(Stored data entries)
+---+

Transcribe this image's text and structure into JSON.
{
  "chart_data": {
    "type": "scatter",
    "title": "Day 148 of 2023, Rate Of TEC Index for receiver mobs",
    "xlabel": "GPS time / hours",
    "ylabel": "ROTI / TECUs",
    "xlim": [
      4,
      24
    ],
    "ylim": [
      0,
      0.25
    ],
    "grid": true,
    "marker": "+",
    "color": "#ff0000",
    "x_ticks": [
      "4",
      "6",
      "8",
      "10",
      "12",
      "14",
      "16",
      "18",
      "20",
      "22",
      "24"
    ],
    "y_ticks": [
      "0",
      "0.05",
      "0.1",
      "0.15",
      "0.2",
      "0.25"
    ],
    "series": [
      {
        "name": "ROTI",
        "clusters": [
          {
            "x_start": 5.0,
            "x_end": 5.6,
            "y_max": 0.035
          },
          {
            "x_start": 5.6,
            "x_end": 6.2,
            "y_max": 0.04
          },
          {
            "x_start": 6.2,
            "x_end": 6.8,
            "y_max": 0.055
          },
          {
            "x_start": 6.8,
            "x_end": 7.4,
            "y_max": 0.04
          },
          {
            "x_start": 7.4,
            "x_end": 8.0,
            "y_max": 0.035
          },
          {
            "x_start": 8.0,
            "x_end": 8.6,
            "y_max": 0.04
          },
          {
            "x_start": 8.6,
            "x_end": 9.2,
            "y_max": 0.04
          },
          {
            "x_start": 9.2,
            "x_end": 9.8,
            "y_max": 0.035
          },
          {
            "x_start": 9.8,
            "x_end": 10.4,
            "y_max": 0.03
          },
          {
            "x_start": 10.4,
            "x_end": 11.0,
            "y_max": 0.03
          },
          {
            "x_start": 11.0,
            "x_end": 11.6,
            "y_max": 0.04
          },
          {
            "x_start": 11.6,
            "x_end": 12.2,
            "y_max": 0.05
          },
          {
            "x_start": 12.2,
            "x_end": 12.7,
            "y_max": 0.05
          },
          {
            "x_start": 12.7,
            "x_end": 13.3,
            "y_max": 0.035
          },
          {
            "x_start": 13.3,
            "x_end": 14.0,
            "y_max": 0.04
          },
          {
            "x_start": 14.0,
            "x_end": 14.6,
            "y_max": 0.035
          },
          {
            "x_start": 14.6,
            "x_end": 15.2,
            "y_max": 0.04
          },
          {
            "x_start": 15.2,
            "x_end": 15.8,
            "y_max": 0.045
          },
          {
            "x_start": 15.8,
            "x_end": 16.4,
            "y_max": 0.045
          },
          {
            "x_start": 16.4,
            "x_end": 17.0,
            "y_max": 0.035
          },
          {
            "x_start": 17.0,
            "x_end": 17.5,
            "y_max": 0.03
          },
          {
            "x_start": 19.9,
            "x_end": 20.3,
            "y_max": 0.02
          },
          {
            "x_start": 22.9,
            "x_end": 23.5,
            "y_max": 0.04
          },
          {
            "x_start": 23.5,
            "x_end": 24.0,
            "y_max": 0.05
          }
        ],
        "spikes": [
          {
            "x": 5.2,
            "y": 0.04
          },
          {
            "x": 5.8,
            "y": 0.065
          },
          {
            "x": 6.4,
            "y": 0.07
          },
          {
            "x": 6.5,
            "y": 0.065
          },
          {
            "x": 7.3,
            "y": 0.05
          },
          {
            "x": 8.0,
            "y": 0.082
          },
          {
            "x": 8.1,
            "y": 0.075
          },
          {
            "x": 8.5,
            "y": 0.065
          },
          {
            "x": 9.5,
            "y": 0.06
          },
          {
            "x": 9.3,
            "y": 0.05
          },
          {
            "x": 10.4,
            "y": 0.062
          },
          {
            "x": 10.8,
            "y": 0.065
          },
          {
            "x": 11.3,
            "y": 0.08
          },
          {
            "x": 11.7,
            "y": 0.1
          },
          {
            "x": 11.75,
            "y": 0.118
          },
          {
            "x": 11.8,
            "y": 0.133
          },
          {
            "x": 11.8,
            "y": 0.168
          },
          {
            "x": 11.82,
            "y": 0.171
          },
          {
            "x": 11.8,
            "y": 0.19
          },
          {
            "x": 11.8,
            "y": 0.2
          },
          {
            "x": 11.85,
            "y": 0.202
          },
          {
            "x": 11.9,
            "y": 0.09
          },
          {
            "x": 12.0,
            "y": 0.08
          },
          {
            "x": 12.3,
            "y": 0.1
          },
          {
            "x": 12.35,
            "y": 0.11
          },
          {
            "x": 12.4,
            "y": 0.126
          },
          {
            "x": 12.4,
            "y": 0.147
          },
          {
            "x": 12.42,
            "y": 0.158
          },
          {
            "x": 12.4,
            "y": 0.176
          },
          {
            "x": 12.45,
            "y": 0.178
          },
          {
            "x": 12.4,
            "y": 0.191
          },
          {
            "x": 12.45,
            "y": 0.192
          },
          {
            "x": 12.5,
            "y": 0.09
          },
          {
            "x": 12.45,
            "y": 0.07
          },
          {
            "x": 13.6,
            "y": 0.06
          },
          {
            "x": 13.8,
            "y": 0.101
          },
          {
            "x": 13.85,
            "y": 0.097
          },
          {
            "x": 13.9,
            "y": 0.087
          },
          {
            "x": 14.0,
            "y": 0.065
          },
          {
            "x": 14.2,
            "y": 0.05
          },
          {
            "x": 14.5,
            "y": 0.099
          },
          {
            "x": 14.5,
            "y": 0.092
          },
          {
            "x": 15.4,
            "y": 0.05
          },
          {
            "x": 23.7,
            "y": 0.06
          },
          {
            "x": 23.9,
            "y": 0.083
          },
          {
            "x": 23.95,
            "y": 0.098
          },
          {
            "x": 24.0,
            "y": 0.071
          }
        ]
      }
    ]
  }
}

+---+

Each entry above needs to be retyped exactly.

Transcribe this image's text and structure into JSON.
{
  "chart_data": {
    "type": "scatter",
    "title": "Day 148 of 2023, Rate Of TEC Index for receiver mobs",
    "xlabel": "GPS time / hours",
    "ylabel": "ROTI / TECUs",
    "xlim": [
      4,
      24
    ],
    "ylim": [
      0,
      0.25
    ],
    "grid": true,
    "marker": "+",
    "color": "#ff0000",
    "x_ticks": [
      "4",
      "6",
      "8",
      "10",
      "12",
      "14",
      "16",
      "18",
      "20",
      "22",
      "24"
    ],
    "y_ticks": [
      "0",
      "0.05",
      "0.1",
      "0.15",
      "0.2",
      "0.25"
    ],
    "series": [
      {
        "name": "ROTI",
        "clusters": [
          {
            "x_start": 5.0,
            "x_end": 5.6,
            "y_max": 0.035
          },
          {
            "x_start": 5.6,
            "x_end": 6.2,
            "y_max": 0.04
          },
          {
            "x_start": 6.2,
            "x_end": 6.8,
            "y_max": 0.055
          },
          {
            "x_start": 6.8,
            "x_end": 7.4,
            "y_max": 0.04
          },
          {
            "x_start": 7.4,
            "x_end": 8.0,
            "y_max": 0.035
          },
          {
            "x_start": 8.0,
            "x_end": 8.6,
            "y_max": 0.04
          },
          {
            "x_start": 8.6,
            "x_end": 9.2,
            "y_max": 0.04
          },
          {
            "x_start": 9.2,
            "x_end": 9.8,
            "y_max": 0.035
          },
          {
            "x_start": 9.8,
            "x_end": 10.4,
            "y_max": 0.03
          },
          {
            "x_start": 10.4,
            "x_end": 11.0,
            "y_max": 0.03
          },
          {
            "x_start": 11.0,
            "x_end": 11.6,
            "y_max": 0.04
          },
          {
            "x_start": 11.6,
            "x_end": 12.2,
            "y_max": 0.05
          },
          {
            "x_start": 12.2,
            "x_end": 12.7,
            "y_max": 0.05
          },
          {
            "x_start": 12.7,
            "x_end": 13.3,
            "y_max": 0.035
          },
          {
            "x_start": 13.3,
            "x_end": 14.0,
            "y_max": 0.04
          },
          {
            "x_start": 14.0,
            "x_end": 14.6,
            "y_max": 0.035
          },
          {
            "x_start": 14.6,
            "x_end": 15.2,
            "y_max": 0.04
          },
          {
            "x_start": 15.2,
            "x_end": 15.8,
            "y_max": 0.045
          },
          {
            "x_start": 15.8,
            "x_end": 16.4,
            "y_max": 0.045
          },
          {
            "x_start": 16.4,
            "x_end": 17.0,
            "y_max": 0.035
          },
          {
            "x_start": 17.0,
            "x_end": 17.5,
            "y_max": 0.03
          },
          {
            "x_start": 19.9,
            "x_end": 20.3,
            "y_max": 0.02
          },
          {
            "x_start": 22.9,
            "x_end": 23.5,
            "y_max": 0.04
          },
          {
            "x_start": 23.5,
            "x_end": 24.0,
            "y_max": 0.05
          }
        ],
        "spikes": [
          {
            "x": 5.2,
            "y": 0.04
          },
          {
            "x": 5.8,
            "y": 0.065
          },
          {
            "x": 6.4,
            "y": 0.07
          },
          {
            "x": 6.5,
            "y": 0.065
          },
          {
            "x": 7.3,
            "y": 0.05
          },
          {
            "x": 8.0,
            "y": 0.082
          },
          {
            "x": 8.1,
            "y": 0.075
          },
          {
            "x": 8.5,
            "y": 0.065
          },
          {
            "x": 9.5,
            "y": 0.06
          },
          {
            "x": 9.3,
            "y": 0.05
          },
          {
            "x": 10.4,
            "y": 0.062
          },
          {
            "x": 10.8,
            "y": 0.065
          },
          {
            "x": 11.3,
            "y": 0.08
          },
          {
            "x": 11.7,
            "y": 0.1
          },
          {
            "x": 11.75,
            "y": 0.118
          },
          {
            "x": 11.8,
            "y": 0.133
          },
          {
            "x": 11.8,
            "y": 0.168
          },
          {
            "x": 11.82,
            "y": 0.171
          },
          {
            "x": 11.8,
            "y": 0.19
          },
          {
            "x": 11.8,
            "y": 0.2
          },
          {
            "x": 11.85,
            "y": 0.202
          },
          {
            "x": 11.9,
            "y": 0.09
          },
          {
            "x": 12.0,
            "y": 0.08
          },
          {
            "x": 12.3,
            "y": 0.1
          },
          {
            "x": 12.35,
            "y": 0.11
          },
          {
            "x": 12.4,
            "y": 0.126
          },
          {
            "x": 12.4,
            "y": 0.147
          },
          {
            "x": 12.42,
            "y": 0.158
          },
          {
            "x": 12.4,
            "y": 0.176
          },
          {
            "x": 12.45,
            "y": 0.178
          },
          {
            "x": 12.4,
            "y": 0.191
          },
          {
            "x": 12.45,
            "y": 0.192
          },
          {
            "x": 12.5,
            "y": 0.09
          },
          {
            "x": 12.45,
            "y": 0.07
          },
          {
            "x": 13.6,
            "y": 0.06
          },
          {
            "x": 13.8,
            "y": 0.101
          },
          {
            "x": 13.85,
            "y": 0.097
          },
          {
            "x": 13.9,
            "y": 0.087
          },
          {
            "x": 14.0,
            "y": 0.065
          },
          {
            "x": 14.2,
            "y": 0.05
          },
          {
            "x": 14.5,
            "y": 0.099
          },
          {
            "x": 14.5,
            "y": 0.092
          },
          {
            "x": 15.4,
            "y": 0.05
          },
          {
            "x": 23.7,
            "y": 0.06
          },
          {
            "x": 23.9,
            "y": 0.083
          },
          {
            "x": 23.95,
            "y": 0.098
          },
          {
            "x": 24.0,
            "y": 0.071
          }
        ]
      }
    ]
  }
}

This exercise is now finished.